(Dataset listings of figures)

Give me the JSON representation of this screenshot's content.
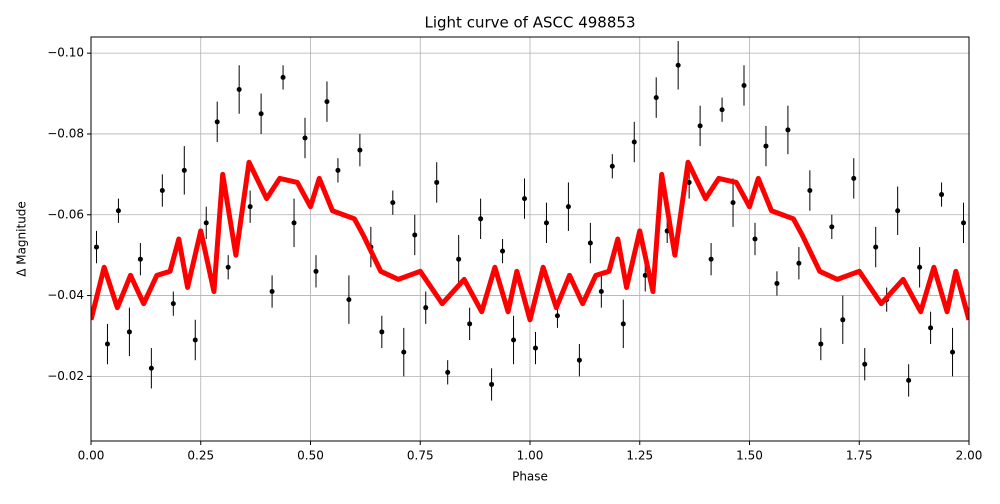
{
  "chart_data": {
    "type": "scatter",
    "title": "Light curve of ASCC 498853",
    "xlabel": "Phase",
    "ylabel": "Δ Magnitude",
    "xlim": [
      0,
      2
    ],
    "ylim": [
      -0.004,
      -0.104
    ],
    "grid": true,
    "xticks": [
      {
        "value": 0,
        "label": "0.00"
      },
      {
        "value": 0.25,
        "label": "0.25"
      },
      {
        "value": 0.5,
        "label": "0.50"
      },
      {
        "value": 0.75,
        "label": "0.75"
      },
      {
        "value": 1,
        "label": "1.00"
      },
      {
        "value": 1.25,
        "label": "1.25"
      },
      {
        "value": 1.5,
        "label": "1.50"
      },
      {
        "value": 1.75,
        "label": "1.75"
      },
      {
        "value": 2,
        "label": "2.00"
      }
    ],
    "yticks": [
      {
        "value": -0.02,
        "label": "−0.02"
      },
      {
        "value": -0.04,
        "label": "−0.04"
      },
      {
        "value": -0.06,
        "label": "−0.06"
      },
      {
        "value": -0.08,
        "label": "−0.08"
      },
      {
        "value": -0.1,
        "label": "−0.10"
      }
    ],
    "series": [
      {
        "type": "errorbar",
        "color": "#000000",
        "x": [
          0.0125,
          0.0375,
          0.0625,
          0.0875,
          0.1125,
          0.1375,
          0.1625,
          0.1875,
          0.2125,
          0.2375,
          0.2625,
          0.2875,
          0.3125,
          0.3375,
          0.3625,
          0.3875,
          0.4125,
          0.4375,
          0.4625,
          0.4875,
          0.5125,
          0.5375,
          0.5625,
          0.5875,
          0.6125,
          0.6375,
          0.6625,
          0.6875,
          0.7125,
          0.7375,
          0.7625,
          0.7875,
          0.8125,
          0.8375,
          0.8625,
          0.8875,
          0.9125,
          0.9375,
          0.9625,
          0.9875,
          1.0125,
          1.0375,
          1.0625,
          1.0875,
          1.1125,
          1.1375,
          1.1625,
          1.1875,
          1.2125,
          1.2375,
          1.2625,
          1.2875,
          1.3125,
          1.3375,
          1.3625,
          1.3875,
          1.4125,
          1.4375,
          1.4625,
          1.4875,
          1.5125,
          1.5375,
          1.5625,
          1.5875,
          1.6125,
          1.6375,
          1.6625,
          1.6875,
          1.7125,
          1.7375,
          1.7625,
          1.7875,
          1.8125,
          1.8375,
          1.8625,
          1.8875,
          1.9125,
          1.9375,
          1.9625,
          1.9875
        ],
        "values": [
          -0.052,
          -0.028,
          -0.061,
          -0.031,
          -0.049,
          -0.022,
          -0.066,
          -0.038,
          -0.071,
          -0.029,
          -0.058,
          -0.083,
          -0.047,
          -0.091,
          -0.062,
          -0.085,
          -0.041,
          -0.094,
          -0.058,
          -0.079,
          -0.046,
          -0.088,
          -0.071,
          -0.039,
          -0.076,
          -0.052,
          -0.031,
          -0.063,
          -0.026,
          -0.055,
          -0.037,
          -0.068,
          -0.021,
          -0.049,
          -0.033,
          -0.059,
          -0.018,
          -0.051,
          -0.029,
          -0.064,
          -0.027,
          -0.058,
          -0.035,
          -0.062,
          -0.024,
          -0.053,
          -0.041,
          -0.072,
          -0.033,
          -0.078,
          -0.045,
          -0.089,
          -0.056,
          -0.097,
          -0.068,
          -0.082,
          -0.049,
          -0.086,
          -0.063,
          -0.092,
          -0.054,
          -0.077,
          -0.043,
          -0.081,
          -0.048,
          -0.066,
          -0.028,
          -0.057,
          -0.034,
          -0.069,
          -0.023,
          -0.052,
          -0.039,
          -0.061,
          -0.019,
          -0.047,
          -0.032,
          -0.065,
          -0.026,
          -0.058
        ],
        "errors": [
          0.004,
          0.005,
          0.003,
          0.006,
          0.004,
          0.005,
          0.004,
          0.003,
          0.006,
          0.005,
          0.004,
          0.005,
          0.003,
          0.006,
          0.004,
          0.005,
          0.004,
          0.003,
          0.006,
          0.005,
          0.004,
          0.005,
          0.003,
          0.006,
          0.004,
          0.005,
          0.004,
          0.003,
          0.006,
          0.005,
          0.004,
          0.005,
          0.003,
          0.006,
          0.004,
          0.005,
          0.004,
          0.003,
          0.006,
          0.005,
          0.004,
          0.005,
          0.003,
          0.006,
          0.004,
          0.005,
          0.004,
          0.003,
          0.006,
          0.005,
          0.004,
          0.005,
          0.003,
          0.006,
          0.004,
          0.005,
          0.004,
          0.003,
          0.006,
          0.005,
          0.004,
          0.005,
          0.003,
          0.006,
          0.004,
          0.005,
          0.004,
          0.003,
          0.006,
          0.005,
          0.004,
          0.005,
          0.003,
          0.006,
          0.004,
          0.005,
          0.004,
          0.003,
          0.006,
          0.005
        ]
      },
      {
        "type": "line",
        "color": "#ff0000",
        "x": [
          0,
          0.03,
          0.06,
          0.09,
          0.12,
          0.15,
          0.18,
          0.2,
          0.22,
          0.25,
          0.28,
          0.3,
          0.33,
          0.36,
          0.4,
          0.43,
          0.47,
          0.5,
          0.52,
          0.55,
          0.6,
          0.62,
          0.66,
          0.7,
          0.75,
          0.8,
          0.85,
          0.89,
          0.92,
          0.95,
          0.97,
          1.0,
          1.03,
          1.06,
          1.09,
          1.12,
          1.15,
          1.18,
          1.2,
          1.22,
          1.25,
          1.28,
          1.3,
          1.33,
          1.36,
          1.4,
          1.43,
          1.47,
          1.5,
          1.52,
          1.55,
          1.6,
          1.62,
          1.66,
          1.7,
          1.75,
          1.8,
          1.85,
          1.89,
          1.92,
          1.95,
          1.97,
          2.0
        ],
        "values": [
          -0.034,
          -0.047,
          -0.037,
          -0.045,
          -0.038,
          -0.045,
          -0.046,
          -0.054,
          -0.042,
          -0.056,
          -0.041,
          -0.07,
          -0.05,
          -0.073,
          -0.064,
          -0.069,
          -0.068,
          -0.062,
          -0.069,
          -0.061,
          -0.059,
          -0.055,
          -0.046,
          -0.044,
          -0.046,
          -0.038,
          -0.044,
          -0.036,
          -0.047,
          -0.036,
          -0.046,
          -0.034,
          -0.047,
          -0.037,
          -0.045,
          -0.038,
          -0.045,
          -0.046,
          -0.054,
          -0.042,
          -0.056,
          -0.041,
          -0.07,
          -0.05,
          -0.073,
          -0.064,
          -0.069,
          -0.068,
          -0.062,
          -0.069,
          -0.061,
          -0.059,
          -0.055,
          -0.046,
          -0.044,
          -0.046,
          -0.038,
          -0.044,
          -0.036,
          -0.047,
          -0.036,
          -0.046,
          -0.034
        ]
      }
    ]
  }
}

WRITTEN EXERCISE> Repeat the full listing above exactly, with no pictures in the copy.

TASK SOLUTION>
Give me the JSON representation of this screenshot's content.
{
  "chart_data": {
    "type": "scatter",
    "title": "Light curve of ASCC 498853",
    "xlabel": "Phase",
    "ylabel": "Δ Magnitude",
    "xlim": [
      0,
      2
    ],
    "ylim": [
      -0.004,
      -0.104
    ],
    "grid": true,
    "xticks": [
      {
        "value": 0,
        "label": "0.00"
      },
      {
        "value": 0.25,
        "label": "0.25"
      },
      {
        "value": 0.5,
        "label": "0.50"
      },
      {
        "value": 0.75,
        "label": "0.75"
      },
      {
        "value": 1,
        "label": "1.00"
      },
      {
        "value": 1.25,
        "label": "1.25"
      },
      {
        "value": 1.5,
        "label": "1.50"
      },
      {
        "value": 1.75,
        "label": "1.75"
      },
      {
        "value": 2,
        "label": "2.00"
      }
    ],
    "yticks": [
      {
        "value": -0.02,
        "label": "−0.02"
      },
      {
        "value": -0.04,
        "label": "−0.04"
      },
      {
        "value": -0.06,
        "label": "−0.06"
      },
      {
        "value": -0.08,
        "label": "−0.08"
      },
      {
        "value": -0.1,
        "label": "−0.10"
      }
    ],
    "series": [
      {
        "type": "errorbar",
        "color": "#000000",
        "x": [
          0.0125,
          0.0375,
          0.0625,
          0.0875,
          0.1125,
          0.1375,
          0.1625,
          0.1875,
          0.2125,
          0.2375,
          0.2625,
          0.2875,
          0.3125,
          0.3375,
          0.3625,
          0.3875,
          0.4125,
          0.4375,
          0.4625,
          0.4875,
          0.5125,
          0.5375,
          0.5625,
          0.5875,
          0.6125,
          0.6375,
          0.6625,
          0.6875,
          0.7125,
          0.7375,
          0.7625,
          0.7875,
          0.8125,
          0.8375,
          0.8625,
          0.8875,
          0.9125,
          0.9375,
          0.9625,
          0.9875,
          1.0125,
          1.0375,
          1.0625,
          1.0875,
          1.1125,
          1.1375,
          1.1625,
          1.1875,
          1.2125,
          1.2375,
          1.2625,
          1.2875,
          1.3125,
          1.3375,
          1.3625,
          1.3875,
          1.4125,
          1.4375,
          1.4625,
          1.4875,
          1.5125,
          1.5375,
          1.5625,
          1.5875,
          1.6125,
          1.6375,
          1.6625,
          1.6875,
          1.7125,
          1.7375,
          1.7625,
          1.7875,
          1.8125,
          1.8375,
          1.8625,
          1.8875,
          1.9125,
          1.9375,
          1.9625,
          1.9875
        ],
        "values": [
          -0.052,
          -0.028,
          -0.061,
          -0.031,
          -0.049,
          -0.022,
          -0.066,
          -0.038,
          -0.071,
          -0.029,
          -0.058,
          -0.083,
          -0.047,
          -0.091,
          -0.062,
          -0.085,
          -0.041,
          -0.094,
          -0.058,
          -0.079,
          -0.046,
          -0.088,
          -0.071,
          -0.039,
          -0.076,
          -0.052,
          -0.031,
          -0.063,
          -0.026,
          -0.055,
          -0.037,
          -0.068,
          -0.021,
          -0.049,
          -0.033,
          -0.059,
          -0.018,
          -0.051,
          -0.029,
          -0.064,
          -0.027,
          -0.058,
          -0.035,
          -0.062,
          -0.024,
          -0.053,
          -0.041,
          -0.072,
          -0.033,
          -0.078,
          -0.045,
          -0.089,
          -0.056,
          -0.097,
          -0.068,
          -0.082,
          -0.049,
          -0.086,
          -0.063,
          -0.092,
          -0.054,
          -0.077,
          -0.043,
          -0.081,
          -0.048,
          -0.066,
          -0.028,
          -0.057,
          -0.034,
          -0.069,
          -0.023,
          -0.052,
          -0.039,
          -0.061,
          -0.019,
          -0.047,
          -0.032,
          -0.065,
          -0.026,
          -0.058
        ],
        "errors": [
          0.004,
          0.005,
          0.003,
          0.006,
          0.004,
          0.005,
          0.004,
          0.003,
          0.006,
          0.005,
          0.004,
          0.005,
          0.003,
          0.006,
          0.004,
          0.005,
          0.004,
          0.003,
          0.006,
          0.005,
          0.004,
          0.005,
          0.003,
          0.006,
          0.004,
          0.005,
          0.004,
          0.003,
          0.006,
          0.005,
          0.004,
          0.005,
          0.003,
          0.006,
          0.004,
          0.005,
          0.004,
          0.003,
          0.006,
          0.005,
          0.004,
          0.005,
          0.003,
          0.006,
          0.004,
          0.005,
          0.004,
          0.003,
          0.006,
          0.005,
          0.004,
          0.005,
          0.003,
          0.006,
          0.004,
          0.005,
          0.004,
          0.003,
          0.006,
          0.005,
          0.004,
          0.005,
          0.003,
          0.006,
          0.004,
          0.005,
          0.004,
          0.003,
          0.006,
          0.005,
          0.004,
          0.005,
          0.003,
          0.006,
          0.004,
          0.005,
          0.004,
          0.003,
          0.006,
          0.005
        ]
      },
      {
        "type": "line",
        "color": "#ff0000",
        "x": [
          0,
          0.03,
          0.06,
          0.09,
          0.12,
          0.15,
          0.18,
          0.2,
          0.22,
          0.25,
          0.28,
          0.3,
          0.33,
          0.36,
          0.4,
          0.43,
          0.47,
          0.5,
          0.52,
          0.55,
          0.6,
          0.62,
          0.66,
          0.7,
          0.75,
          0.8,
          0.85,
          0.89,
          0.92,
          0.95,
          0.97,
          1.0,
          1.03,
          1.06,
          1.09,
          1.12,
          1.15,
          1.18,
          1.2,
          1.22,
          1.25,
          1.28,
          1.3,
          1.33,
          1.36,
          1.4,
          1.43,
          1.47,
          1.5,
          1.52,
          1.55,
          1.6,
          1.62,
          1.66,
          1.7,
          1.75,
          1.8,
          1.85,
          1.89,
          1.92,
          1.95,
          1.97,
          2.0
        ],
        "values": [
          -0.034,
          -0.047,
          -0.037,
          -0.045,
          -0.038,
          -0.045,
          -0.046,
          -0.054,
          -0.042,
          -0.056,
          -0.041,
          -0.07,
          -0.05,
          -0.073,
          -0.064,
          -0.069,
          -0.068,
          -0.062,
          -0.069,
          -0.061,
          -0.059,
          -0.055,
          -0.046,
          -0.044,
          -0.046,
          -0.038,
          -0.044,
          -0.036,
          -0.047,
          -0.036,
          -0.046,
          -0.034,
          -0.047,
          -0.037,
          -0.045,
          -0.038,
          -0.045,
          -0.046,
          -0.054,
          -0.042,
          -0.056,
          -0.041,
          -0.07,
          -0.05,
          -0.073,
          -0.064,
          -0.069,
          -0.068,
          -0.062,
          -0.069,
          -0.061,
          -0.059,
          -0.055,
          -0.046,
          -0.044,
          -0.046,
          -0.038,
          -0.044,
          -0.036,
          -0.047,
          -0.036,
          -0.046,
          -0.034
        ]
      }
    ]
  }
}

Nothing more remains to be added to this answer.